**JOB:** Report how many lines of the records below include the word "stay". Give nothing but the number.
━━ EXERCISE INPUT
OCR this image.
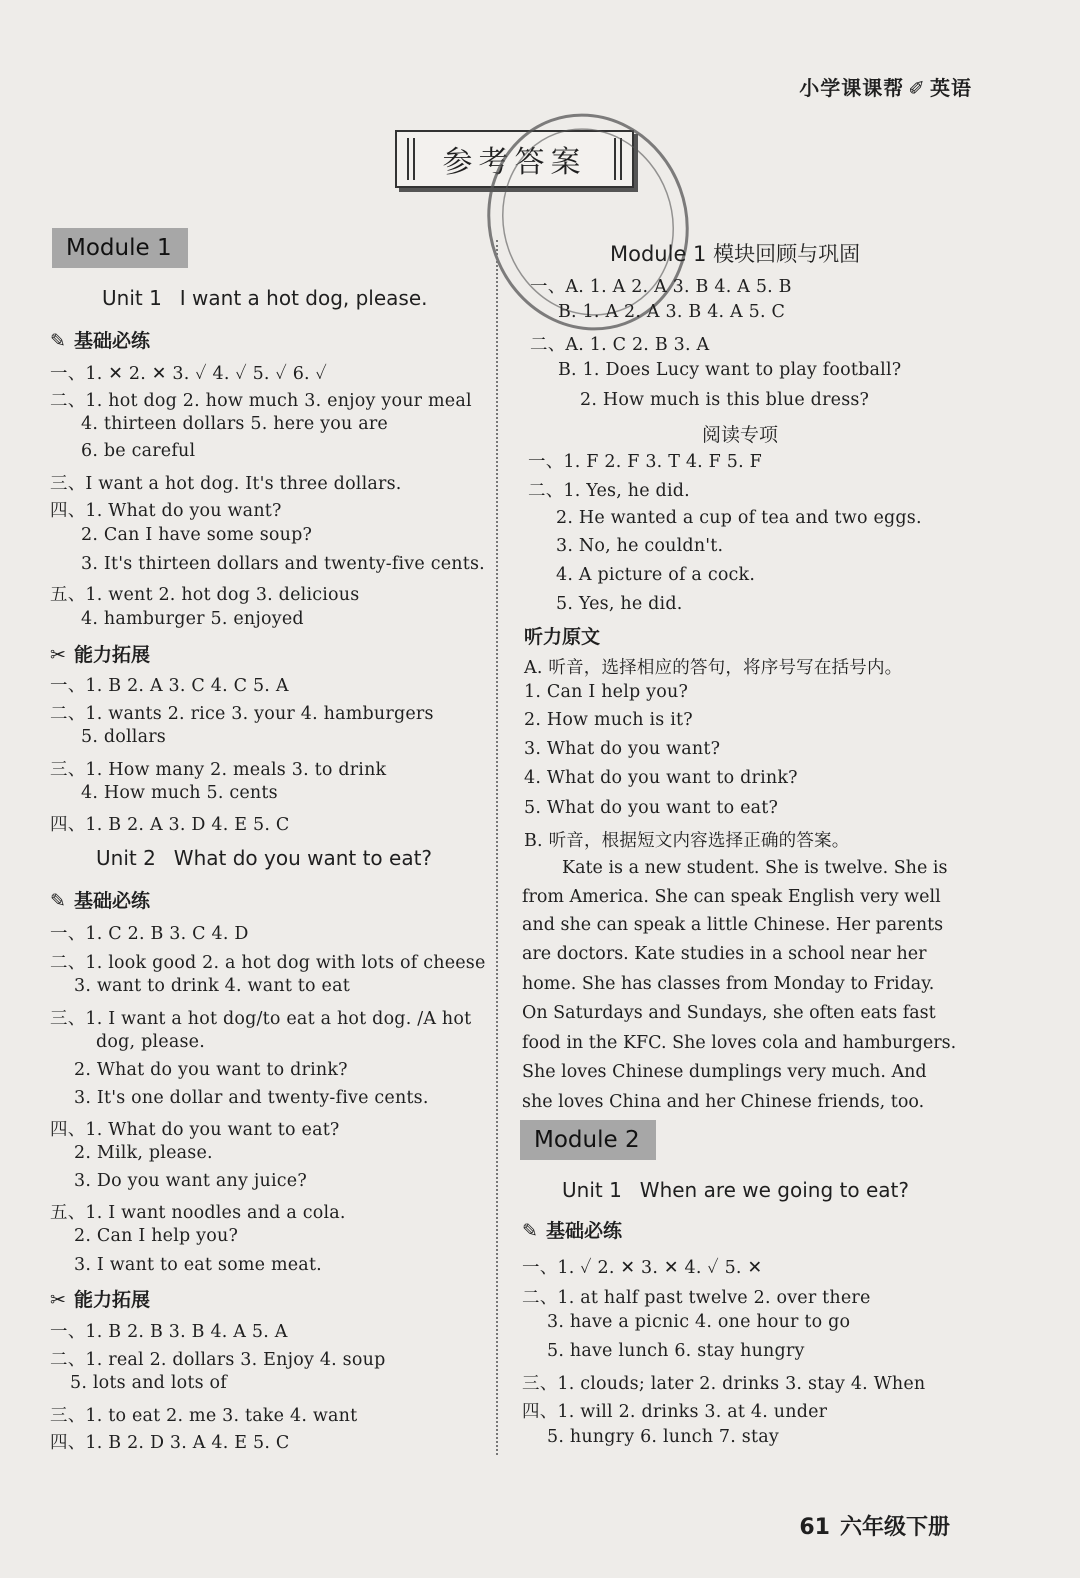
小学课课帮 ✐ 英语
参考答案
Module 1
Unit 1 I want a hot dog, please.
✎ 基础必练
一、1. ✕ 2. ✕ 3. ✓ 4. ✓ 5. ✓ 6. ✓
二、1. hot dog 2. how much 3. enjoy your meal
4. thirteen dollars 5. here you are
6. be careful
三、I want a hot dog. It's three dollars.
四、1. What do you want?
2. Can I have some soup?
3. It's thirteen dollars and twenty-five cents.
五、1. went 2. hot dog 3. delicious
4. hamburger 5. enjoyed
✂ 能力拓展
一、1. B 2. A 3. C 4. C 5. A
二、1. wants 2. rice 3. your 4. hamburgers
5. dollars
三、1. How many 2. meals 3. to drink
4. How much 5. cents
四、1. B 2. A 3. D 4. E 5. C
Unit 2 What do you want to eat?
✎ 基础必练
一、1. C 2. B 3. C 4. D
二、1. look good 2. a hot dog with lots of cheese
3. want to drink 4. want to eat
三、1. I want a hot dog/to eat a hot dog. /A hot
dog, please.
2. What do you want to drink?
3. It's one dollar and twenty-five cents.
四、1. What do you want to eat?
2. Milk, please.
3. Do you want any juice?
五、1. I want noodles and a cola.
2. Can I help you?
3. I want to eat some meat.
✂ 能力拓展
一、1. B 2. B 3. B 4. A 5. A
二、1. real 2. dollars 3. Enjoy 4. soup
5. lots and lots of
三、1. to eat 2. me 3. take 4. want
四、1. B 2. D 3. A 4. E 5. C
Module 1 模块回顾与巩固
一、A. 1. A 2. A 3. B 4. A 5. B
B. 1. A 2. A 3. B 4. A 5. C
二、A. 1. C 2. B 3. A
B. 1. Does Lucy want to play football?
2. How much is this blue dress?
阅读专项
一、1. F 2. F 3. T 4. F 5. F
二、1. Yes, he did.
2. He wanted a cup of tea and two eggs.
3. No, he couldn't.
4. A picture of a cock.
5. Yes, he did.
听力原文
A. 听音，选择相应的答句，将序号写在括号内。
1. Can I help you?
2. How much is it?
3. What do you want?
4. What do you want to drink?
5. What do you want to eat?
B. 听音，根据短文内容选择正确的答案。
Kate is a new student. She is twelve. She is
from America. She can speak English very well
and she can speak a little Chinese. Her parents
are doctors. Kate studies in a school near her
home. She has classes from Monday to Friday.
On Saturdays and Sundays, she often eats fast
food in the KFC. She loves cola and hamburgers.
She loves Chinese dumplings very much. And
she loves China and her Chinese friends, too.
Module 2
Unit 1 When are we going to eat?
✎ 基础必练
一、1. ✓ 2. ✕ 3. ✕ 4. ✓ 5. ✕
二、1. at half past twelve 2. over there
3. have a picnic 4. one hour to go
5. have lunch 6. stay hungry
三、1. clouds; later 2. drinks 3. stay 4. When
四、1. will 2. drinks 3. at 4. under
5. hungry 6. lunch 7. stay
61 六年级下册
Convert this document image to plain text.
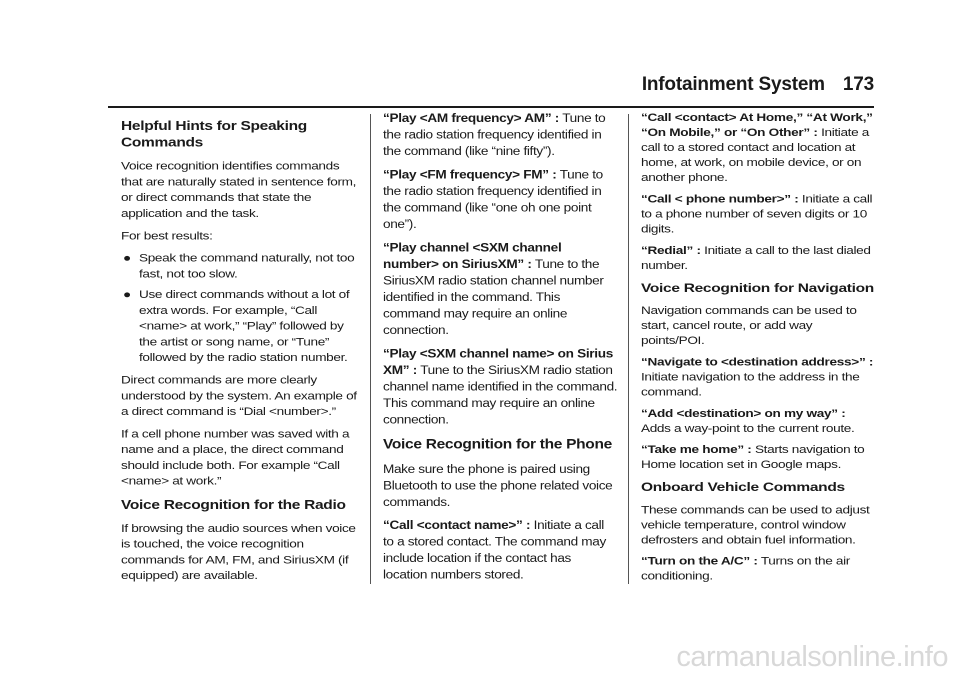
Infotainment System 173
Helpful Hints for Speaking Commands

Voice recognition identifies commands that are naturally stated in sentence form, or direct commands that state the application and the task.

For best results:

● Speak the command naturally, not too fast, not too slow.
● Use direct commands without a lot of extra words. For example, “Call <name> at work,” “Play” followed by the artist or song name, or “Tune” followed by the radio station number.

Direct commands are more clearly understood by the system. An example of a direct command is “Dial <number>.”

If a cell phone number was saved with a name and a place, the direct command should include both. For example “Call <name> at work.”

Voice Recognition for the Radio

If browsing the audio sources when voice is touched, the voice recognition commands for AM, FM, and SiriusXM (if equipped) are available.

“Play <AM frequency> AM” : Tune to the radio station frequency identified in the command (like “nine fifty”).

“Play <FM frequency> FM” : Tune to the radio station frequency identified in the command (like “one oh one point one”).

“Play channel <SXM channel number> on SiriusXM” : Tune to the SiriusXM radio station channel number identified in the command. This command may require an online connection.

“Play <SXM channel name> on Sirius XM” : Tune to the SiriusXM radio station channel name identified in the command. This command may require an online connection.

Voice Recognition for the Phone

Make sure the phone is paired using Bluetooth to use the phone related voice commands.

“Call <contact name>” : Initiate a call to a stored contact. The command may include location if the contact has location numbers stored.

“Call <contact> At Home,” “At Work,” “On Mobile,” or “On Other” : Initiate a call to a stored contact and location at home, at work, on mobile device, or on another phone.

“Call < phone number>” : Initiate a call to a phone number of seven digits or 10 digits.

“Redial” : Initiate a call to the last dialed number.

Voice Recognition for Navigation

Navigation commands can be used to start, cancel route, or add way points/POI.

“Navigate to <destination address>” : Initiate navigation to the address in the command.

“Add <destination> on my way” : Adds a way-point to the current route.

“Take me home” : Starts navigation to Home location set in Google maps.

Onboard Vehicle Commands

These commands can be used to adjust vehicle temperature, control window defrosters and obtain fuel information.

“Turn on the A/C” : Turns on the air conditioning.

carmanualsonline.info
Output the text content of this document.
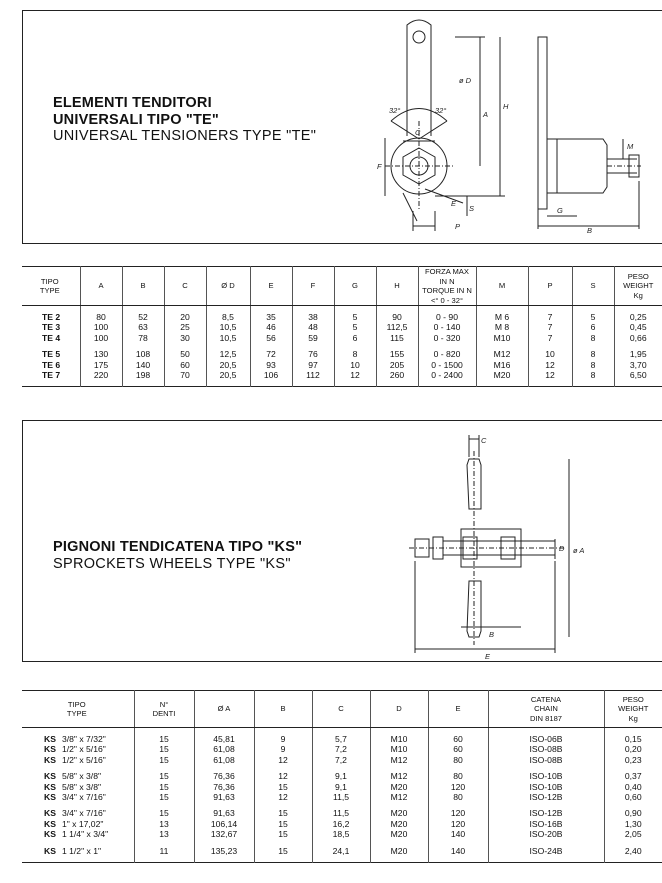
ELEMENTI TENDITORI
UNIVERSALI TIPO "TE"
UNIVERSAL TENSIONERS TYPE "TE"
ø D
32°	32°
C
A
H
F
E
S
P
M
G
B
TIPO
TYPE	A	B	C	Ø D	E	F	G	H	FORZA MAX IN N
TORQUE IN N
<° 0 - 32°	M	P	S	PESO
WEIGHT
Kg
TE 2	80	52	20	8,5	35	38	5	90	0 - 90	M 6	7	5	0,25
TE 3	100	63	25	10,5	46	48	5	112,5	0 - 140	M 8	7	6	0,45
TE 4	100	78	30	10,5	56	59	6	115	0 - 320	M10	7	8	0,66

TE 5	130	108	50	12,5	72	76	8	155	0 - 820	M12	10	8	1,95
TE 6	175	140	60	20,5	93	97	10	205	0 - 1500	M16	12	8	3,70
TE 7	220	198	70	20,5	106	112	12	260	0 - 2400	M20	12	8	6,50

PIGNONI TENDICATENA TIPO "KS"
SPROCKETS WHEELS TYPE "KS"
C
D ø A
B
E
TIPO
TYPE	N°
DENTI	Ø A	B	C	D	E	CATENA
CHAIN
DIN 8187	PESO
WEIGHT
Kg
KS 3/8" x 7/32"	15	45,81	9	5,7	M10	60	ISO-06B	0,15
KS 1/2" x 5/16"	15	61,08	9	7,2	M10	60	ISO-08B	0,20
KS 1/2" x 5/16"	15	61,08	12	7,2	M12	80	ISO-08B	0,23

KS 5/8" x 3/8"	15	76,36	12	9,1	M12	80	ISO-10B	0,37
KS 5/8" x 3/8"	15	76,36	15	9,1	M20	120	ISO-10B	0,40
KS 3/4" x 7/16"	15	91,63	12	11,5	M12	80	ISO-12B	0,60

KS 3/4" x 7/16"	15	91,63	15	11,5	M20	120	ISO-12B	0,90
KS 1" x 17,02"	13	106,14	15	16,2	M20	120	ISO-16B	1,30
KS 1 1/4" x 3/4"	13	132,67	15	18,5	M20	140	ISO-20B	2,05

KS 1 1/2" x 1"	11	135,23	15	24,1	M20	140	ISO-24B	2,40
━━━━
**ANSWER TO THE PROBLEM:** 3